● Task to carry out
Below are some entries. Copy each line that holds the string "value".

● Supplied records
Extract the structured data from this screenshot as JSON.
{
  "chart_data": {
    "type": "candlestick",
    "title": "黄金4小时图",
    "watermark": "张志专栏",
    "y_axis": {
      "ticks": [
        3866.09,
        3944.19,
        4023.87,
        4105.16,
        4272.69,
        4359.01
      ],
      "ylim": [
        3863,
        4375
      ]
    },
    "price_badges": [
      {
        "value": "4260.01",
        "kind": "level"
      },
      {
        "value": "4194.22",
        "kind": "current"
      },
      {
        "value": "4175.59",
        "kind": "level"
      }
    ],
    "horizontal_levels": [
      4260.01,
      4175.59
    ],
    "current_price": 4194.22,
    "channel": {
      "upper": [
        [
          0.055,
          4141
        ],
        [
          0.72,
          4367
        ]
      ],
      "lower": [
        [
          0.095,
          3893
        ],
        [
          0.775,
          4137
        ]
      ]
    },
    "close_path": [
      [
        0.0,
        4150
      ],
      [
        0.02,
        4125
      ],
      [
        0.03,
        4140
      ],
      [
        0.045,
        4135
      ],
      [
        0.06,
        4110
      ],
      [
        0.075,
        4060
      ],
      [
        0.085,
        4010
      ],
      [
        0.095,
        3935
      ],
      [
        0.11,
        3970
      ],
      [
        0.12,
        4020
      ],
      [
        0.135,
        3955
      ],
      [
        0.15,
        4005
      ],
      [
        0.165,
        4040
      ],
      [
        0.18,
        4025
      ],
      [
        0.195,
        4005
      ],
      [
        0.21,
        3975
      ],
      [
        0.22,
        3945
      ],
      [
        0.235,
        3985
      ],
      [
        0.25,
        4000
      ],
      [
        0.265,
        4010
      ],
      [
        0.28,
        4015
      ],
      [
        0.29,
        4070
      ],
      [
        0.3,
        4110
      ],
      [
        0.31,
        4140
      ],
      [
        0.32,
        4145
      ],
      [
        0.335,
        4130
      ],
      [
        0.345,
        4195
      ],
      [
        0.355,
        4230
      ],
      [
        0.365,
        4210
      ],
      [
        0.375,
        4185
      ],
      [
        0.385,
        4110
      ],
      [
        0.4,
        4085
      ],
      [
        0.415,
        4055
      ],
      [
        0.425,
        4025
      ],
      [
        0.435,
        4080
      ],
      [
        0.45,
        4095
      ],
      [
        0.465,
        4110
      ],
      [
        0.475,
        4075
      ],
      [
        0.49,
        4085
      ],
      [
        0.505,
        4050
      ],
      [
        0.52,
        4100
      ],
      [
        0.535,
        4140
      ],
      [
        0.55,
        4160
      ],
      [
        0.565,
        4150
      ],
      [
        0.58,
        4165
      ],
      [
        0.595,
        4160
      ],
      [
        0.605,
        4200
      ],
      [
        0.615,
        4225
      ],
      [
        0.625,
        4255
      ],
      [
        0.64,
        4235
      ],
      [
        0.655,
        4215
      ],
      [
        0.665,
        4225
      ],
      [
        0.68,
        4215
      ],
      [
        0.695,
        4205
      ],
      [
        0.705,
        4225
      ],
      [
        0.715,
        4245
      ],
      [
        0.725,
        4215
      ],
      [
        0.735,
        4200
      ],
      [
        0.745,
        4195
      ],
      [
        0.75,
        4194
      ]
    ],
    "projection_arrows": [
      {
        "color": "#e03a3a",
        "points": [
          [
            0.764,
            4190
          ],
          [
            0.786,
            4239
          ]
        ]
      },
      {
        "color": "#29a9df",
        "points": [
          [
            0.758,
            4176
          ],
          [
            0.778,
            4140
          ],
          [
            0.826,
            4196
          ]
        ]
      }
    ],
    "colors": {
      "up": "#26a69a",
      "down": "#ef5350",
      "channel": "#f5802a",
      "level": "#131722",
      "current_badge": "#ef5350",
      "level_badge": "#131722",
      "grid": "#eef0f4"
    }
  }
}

● Solution below
        "value": "4260.01",
        "value": "4194.22",
        "value": "4175.59",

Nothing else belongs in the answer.